## Directions
Every line that contains "September" counts once; give the total number of such lines, with no other words.

** Start Extracted material **

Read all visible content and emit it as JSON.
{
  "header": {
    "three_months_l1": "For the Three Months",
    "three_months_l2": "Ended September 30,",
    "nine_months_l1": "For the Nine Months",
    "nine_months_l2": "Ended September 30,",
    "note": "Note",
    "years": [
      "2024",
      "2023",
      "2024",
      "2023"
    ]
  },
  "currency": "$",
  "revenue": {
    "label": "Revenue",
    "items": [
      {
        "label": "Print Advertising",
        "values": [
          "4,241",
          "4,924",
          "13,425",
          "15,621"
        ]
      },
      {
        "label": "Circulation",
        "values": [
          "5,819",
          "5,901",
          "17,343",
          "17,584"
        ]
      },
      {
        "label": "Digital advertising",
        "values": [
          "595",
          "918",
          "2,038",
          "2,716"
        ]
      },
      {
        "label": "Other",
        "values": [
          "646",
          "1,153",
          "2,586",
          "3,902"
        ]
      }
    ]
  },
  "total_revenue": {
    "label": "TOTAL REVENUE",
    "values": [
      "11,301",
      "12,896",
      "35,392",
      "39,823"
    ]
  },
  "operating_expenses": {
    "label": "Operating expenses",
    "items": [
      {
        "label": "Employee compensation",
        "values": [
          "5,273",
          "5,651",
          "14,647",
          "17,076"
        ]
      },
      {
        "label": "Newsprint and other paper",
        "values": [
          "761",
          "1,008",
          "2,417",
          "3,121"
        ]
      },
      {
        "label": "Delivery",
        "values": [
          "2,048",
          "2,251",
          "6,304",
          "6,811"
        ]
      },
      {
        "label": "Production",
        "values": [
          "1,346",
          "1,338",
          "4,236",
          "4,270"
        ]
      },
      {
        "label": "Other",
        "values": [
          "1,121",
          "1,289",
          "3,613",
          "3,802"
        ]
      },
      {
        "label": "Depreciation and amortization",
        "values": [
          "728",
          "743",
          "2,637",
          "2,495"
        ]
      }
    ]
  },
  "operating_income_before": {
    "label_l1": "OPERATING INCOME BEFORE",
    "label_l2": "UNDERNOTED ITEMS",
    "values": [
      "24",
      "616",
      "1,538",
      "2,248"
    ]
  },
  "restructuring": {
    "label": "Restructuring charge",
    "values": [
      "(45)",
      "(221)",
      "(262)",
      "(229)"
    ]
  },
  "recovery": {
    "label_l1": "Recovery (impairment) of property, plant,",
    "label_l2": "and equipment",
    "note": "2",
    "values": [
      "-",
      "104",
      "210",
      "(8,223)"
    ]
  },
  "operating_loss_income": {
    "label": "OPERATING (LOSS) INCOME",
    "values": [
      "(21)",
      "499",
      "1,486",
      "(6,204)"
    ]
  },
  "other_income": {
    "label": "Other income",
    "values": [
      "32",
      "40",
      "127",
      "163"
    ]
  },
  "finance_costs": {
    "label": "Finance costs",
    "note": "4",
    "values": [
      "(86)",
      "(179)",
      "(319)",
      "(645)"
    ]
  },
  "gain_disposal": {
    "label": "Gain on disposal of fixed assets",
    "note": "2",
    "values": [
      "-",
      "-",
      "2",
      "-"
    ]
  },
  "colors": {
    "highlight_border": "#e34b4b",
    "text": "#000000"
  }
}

** End Extracted material **

## Task result
2